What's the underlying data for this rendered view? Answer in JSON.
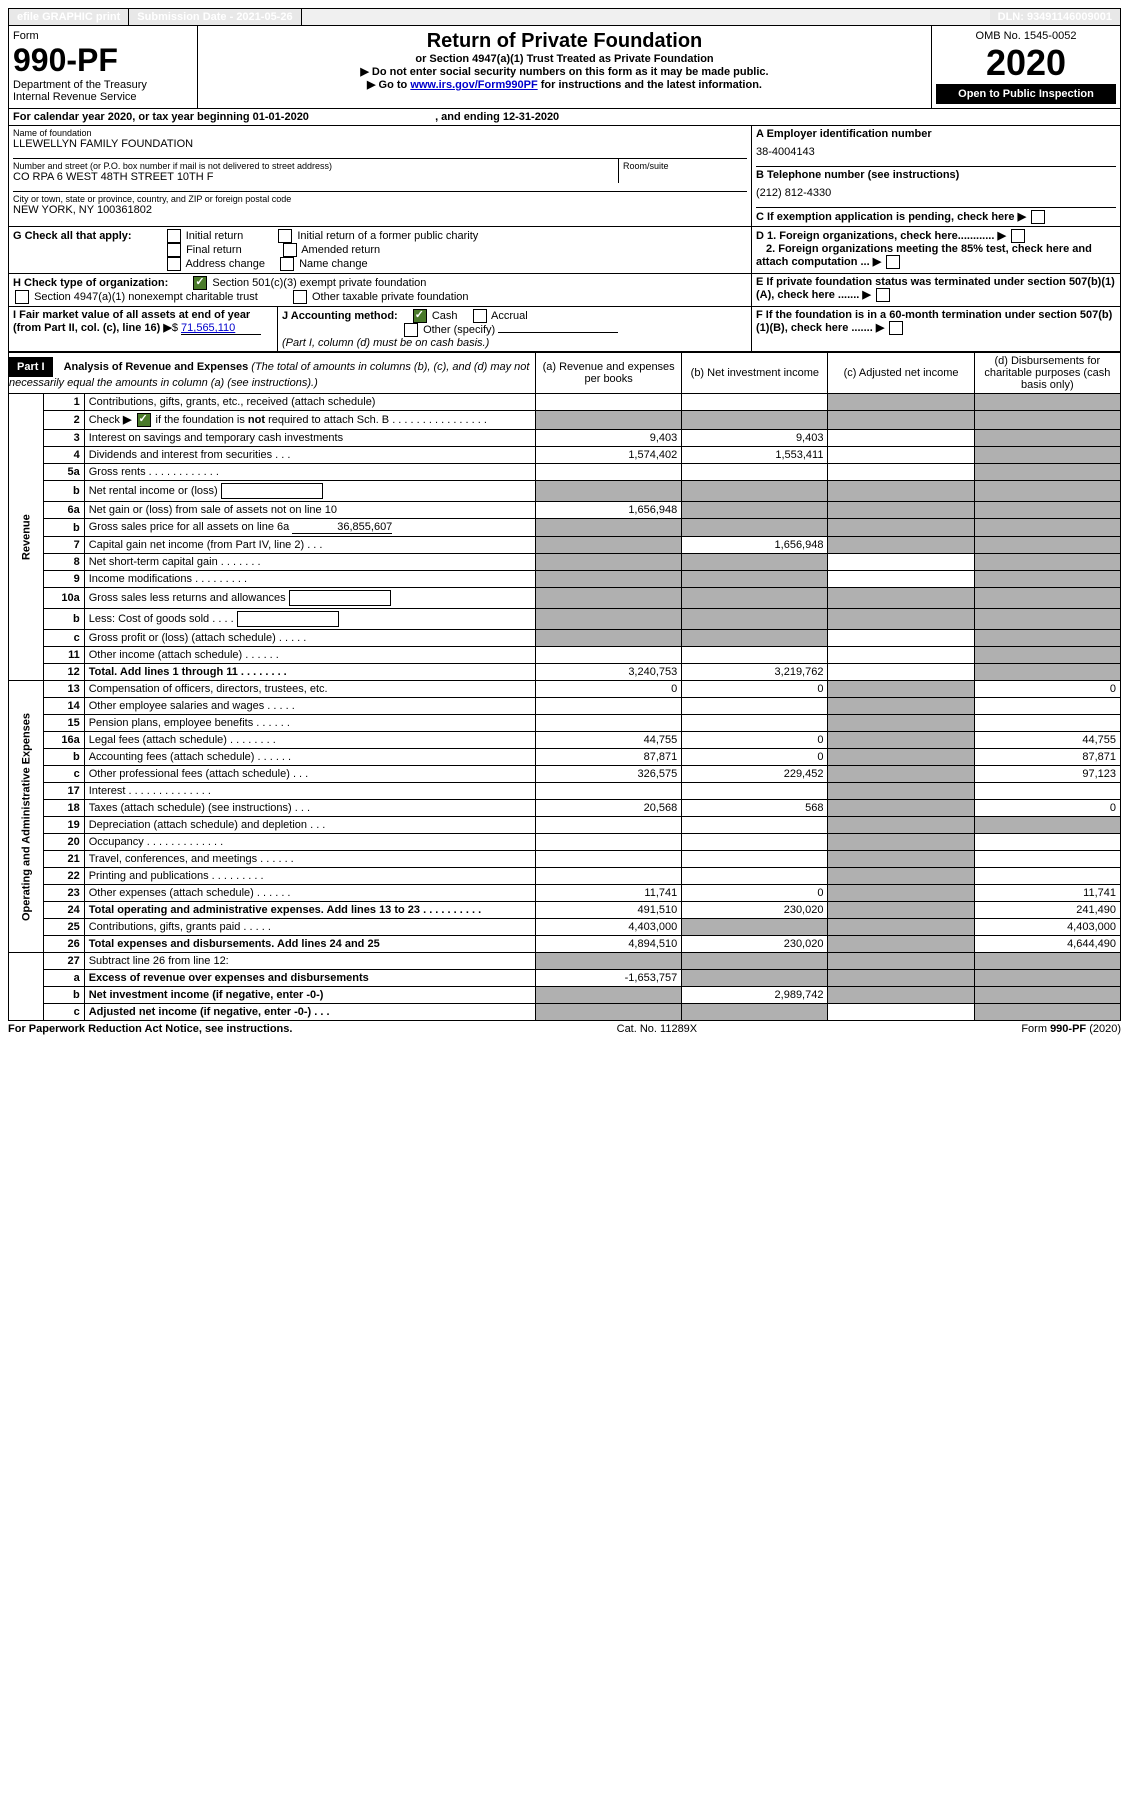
{
  "topbar": {
    "efile": "efile GRAPHIC print",
    "submission_label": "Submission Date - 2021-05-26",
    "dln": "DLN: 93491146009001"
  },
  "header": {
    "form_label": "Form",
    "form_number": "990-PF",
    "dept": "Department of the Treasury",
    "irs": "Internal Revenue Service",
    "title": "Return of Private Foundation",
    "subtitle": "or Section 4947(a)(1) Trust Treated as Private Foundation",
    "note1": "▶ Do not enter social security numbers on this form as it may be made public.",
    "note2_prefix": "▶ Go to ",
    "note2_link": "www.irs.gov/Form990PF",
    "note2_suffix": " for instructions and the latest information.",
    "omb": "OMB No. 1545-0052",
    "year": "2020",
    "open": "Open to Public Inspection"
  },
  "calendar": {
    "text_prefix": "For calendar year 2020, or tax year beginning ",
    "begin": "01-01-2020",
    "mid": ", and ending ",
    "end": "12-31-2020"
  },
  "id_block": {
    "name_label": "Name of foundation",
    "name": "LLEWELLYN FAMILY FOUNDATION",
    "addr_label": "Number and street (or P.O. box number if mail is not delivered to street address)",
    "addr": "CO RPA 6 WEST 48TH STREET 10TH F",
    "room_label": "Room/suite",
    "city_label": "City or town, state or province, country, and ZIP or foreign postal code",
    "city": "NEW YORK, NY  100361802",
    "a_label": "A Employer identification number",
    "a_val": "38-4004143",
    "b_label": "B Telephone number (see instructions)",
    "b_val": "(212) 812-4330",
    "c_label": "C If exemption application is pending, check here",
    "d1": "D 1. Foreign organizations, check here............",
    "d2": "2. Foreign organizations meeting the 85% test, check here and attach computation ...",
    "e_label": "E  If private foundation status was terminated under section 507(b)(1)(A), check here .......",
    "f_label": "F  If the foundation is in a 60-month termination under section 507(b)(1)(B), check here .......",
    "g_label": "G Check all that apply:",
    "g_opts": [
      "Initial return",
      "Initial return of a former public charity",
      "Final return",
      "Amended return",
      "Address change",
      "Name change"
    ],
    "h_label": "H Check type of organization:",
    "h1": "Section 501(c)(3) exempt private foundation",
    "h2": "Section 4947(a)(1) nonexempt charitable trust",
    "h3": "Other taxable private foundation",
    "i_label": "I Fair market value of all assets at end of year (from Part II, col. (c), line 16)",
    "i_val": "71,565,110",
    "j_label": "J Accounting method:",
    "j_cash": "Cash",
    "j_accrual": "Accrual",
    "j_other": "Other (specify)",
    "j_note": "(Part I, column (d) must be on cash basis.)"
  },
  "part1": {
    "label": "Part I",
    "title": "Analysis of Revenue and Expenses",
    "title_note": "(The total of amounts in columns (b), (c), and (d) may not necessarily equal the amounts in column (a) (see instructions).)",
    "col_a": "(a)   Revenue and expenses per books",
    "col_b": "(b)   Net investment income",
    "col_c": "(c)   Adjusted net income",
    "col_d": "(d)   Disbursements for charitable purposes (cash basis only)"
  },
  "sections": {
    "revenue": "Revenue",
    "opex": "Operating and Administrative Expenses"
  },
  "rows": [
    {
      "n": "1",
      "d": "Contributions, gifts, grants, etc., received (attach schedule)",
      "a": "",
      "b": "",
      "c": "s",
      "dd": "s"
    },
    {
      "n": "2",
      "d": "Check ▶ [x] if the foundation is not required to attach Sch. B    .   .   .   .   .   .   .   .   .   .   .   .   .   .   .   .",
      "a": "s",
      "b": "s",
      "c": "s",
      "dd": "s",
      "hascheck": true
    },
    {
      "n": "3",
      "d": "Interest on savings and temporary cash investments",
      "a": "9,403",
      "b": "9,403",
      "c": "",
      "dd": "s"
    },
    {
      "n": "4",
      "d": "Dividends and interest from securities    .   .   .",
      "a": "1,574,402",
      "b": "1,553,411",
      "c": "",
      "dd": "s"
    },
    {
      "n": "5a",
      "d": "Gross rents    .   .   .   .   .   .   .   .   .   .   .   .",
      "a": "",
      "b": "",
      "c": "",
      "dd": "s"
    },
    {
      "n": "b",
      "d": "Net rental income or (loss)  ",
      "a": "s",
      "b": "s",
      "c": "s",
      "dd": "s",
      "input": true
    },
    {
      "n": "6a",
      "d": "Net gain or (loss) from sale of assets not on line 10",
      "a": "1,656,948",
      "b": "s",
      "c": "s",
      "dd": "s"
    },
    {
      "n": "b",
      "d": "Gross sales price for all assets on line 6a",
      "a": "s",
      "b": "s",
      "c": "s",
      "dd": "s",
      "inline_val": "36,855,607"
    },
    {
      "n": "7",
      "d": "Capital gain net income (from Part IV, line 2)    .   .   .",
      "a": "s",
      "b": "1,656,948",
      "c": "s",
      "dd": "s"
    },
    {
      "n": "8",
      "d": "Net short-term capital gain    .   .   .   .   .   .   .",
      "a": "s",
      "b": "s",
      "c": "",
      "dd": "s"
    },
    {
      "n": "9",
      "d": "Income modifications   .   .   .   .   .   .   .   .   .",
      "a": "s",
      "b": "s",
      "c": "",
      "dd": "s"
    },
    {
      "n": "10a",
      "d": "Gross sales less returns and allowances",
      "a": "s",
      "b": "s",
      "c": "s",
      "dd": "s",
      "input": true
    },
    {
      "n": "b",
      "d": "Less: Cost of goods sold     .   .   .   .",
      "a": "s",
      "b": "s",
      "c": "s",
      "dd": "s",
      "input": true
    },
    {
      "n": "c",
      "d": "Gross profit or (loss) (attach schedule)     .   .   .   .   .",
      "a": "s",
      "b": "s",
      "c": "",
      "dd": "s"
    },
    {
      "n": "11",
      "d": "Other income (attach schedule)     .   .   .   .   .   .",
      "a": "",
      "b": "",
      "c": "",
      "dd": "s"
    },
    {
      "n": "12",
      "d": "Total. Add lines 1 through 11    .   .   .   .   .   .   .   .",
      "a": "3,240,753",
      "b": "3,219,762",
      "c": "",
      "dd": "s",
      "bold": true
    }
  ],
  "rows2": [
    {
      "n": "13",
      "d": "Compensation of officers, directors, trustees, etc.",
      "a": "0",
      "b": "0",
      "c": "s",
      "dd": "0"
    },
    {
      "n": "14",
      "d": "Other employee salaries and wages     .   .   .   .   .",
      "a": "",
      "b": "",
      "c": "s",
      "dd": ""
    },
    {
      "n": "15",
      "d": "Pension plans, employee benefits   .   .   .   .   .   .",
      "a": "",
      "b": "",
      "c": "s",
      "dd": ""
    },
    {
      "n": "16a",
      "d": "Legal fees (attach schedule)  .   .   .   .   .   .   .   .",
      "a": "44,755",
      "b": "0",
      "c": "s",
      "dd": "44,755"
    },
    {
      "n": "b",
      "d": "Accounting fees (attach schedule)  .   .   .   .   .   .",
      "a": "87,871",
      "b": "0",
      "c": "s",
      "dd": "87,871"
    },
    {
      "n": "c",
      "d": "Other professional fees (attach schedule)     .   .   .",
      "a": "326,575",
      "b": "229,452",
      "c": "s",
      "dd": "97,123"
    },
    {
      "n": "17",
      "d": "Interest   .   .   .   .   .   .   .   .   .   .   .   .   .   .",
      "a": "",
      "b": "",
      "c": "s",
      "dd": ""
    },
    {
      "n": "18",
      "d": "Taxes (attach schedule) (see instructions)     .   .   .",
      "a": "20,568",
      "b": "568",
      "c": "s",
      "dd": "0"
    },
    {
      "n": "19",
      "d": "Depreciation (attach schedule) and depletion    .   .   .",
      "a": "",
      "b": "",
      "c": "s",
      "dd": "s"
    },
    {
      "n": "20",
      "d": "Occupancy  .   .   .   .   .   .   .   .   .   .   .   .   .",
      "a": "",
      "b": "",
      "c": "s",
      "dd": ""
    },
    {
      "n": "21",
      "d": "Travel, conferences, and meetings  .   .   .   .   .   .",
      "a": "",
      "b": "",
      "c": "s",
      "dd": ""
    },
    {
      "n": "22",
      "d": "Printing and publications  .   .   .   .   .   .   .   .   .",
      "a": "",
      "b": "",
      "c": "s",
      "dd": ""
    },
    {
      "n": "23",
      "d": "Other expenses (attach schedule)  .   .   .   .   .   .",
      "a": "11,741",
      "b": "0",
      "c": "s",
      "dd": "11,741"
    },
    {
      "n": "24",
      "d": "Total operating and administrative expenses. Add lines 13 to 23    .   .   .   .   .   .   .   .   .   .",
      "a": "491,510",
      "b": "230,020",
      "c": "s",
      "dd": "241,490",
      "bold": true
    },
    {
      "n": "25",
      "d": "Contributions, gifts, grants paid     .   .   .   .   .",
      "a": "4,403,000",
      "b": "s",
      "c": "s",
      "dd": "4,403,000"
    },
    {
      "n": "26",
      "d": "Total expenses and disbursements. Add lines 24 and 25",
      "a": "4,894,510",
      "b": "230,020",
      "c": "s",
      "dd": "4,644,490",
      "bold": true
    }
  ],
  "rows3": [
    {
      "n": "27",
      "d": "Subtract line 26 from line 12:",
      "a": "s",
      "b": "s",
      "c": "s",
      "dd": "s"
    },
    {
      "n": "a",
      "d": "Excess of revenue over expenses and disbursements",
      "a": "-1,653,757",
      "b": "s",
      "c": "s",
      "dd": "s",
      "bold": true
    },
    {
      "n": "b",
      "d": "Net investment income (if negative, enter -0-)",
      "a": "s",
      "b": "2,989,742",
      "c": "s",
      "dd": "s",
      "bold": true
    },
    {
      "n": "c",
      "d": "Adjusted net income (if negative, enter -0-)    .   .   .",
      "a": "s",
      "b": "s",
      "c": "",
      "dd": "s",
      "bold": true
    }
  ],
  "footer": {
    "left": "For Paperwork Reduction Act Notice, see instructions.",
    "center": "Cat. No. 11289X",
    "right": "Form 990-PF (2020)"
  }
}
**********
- Problem details: How many of the lines above include the string "basis"? Reply with the number by itself.

- The response: 2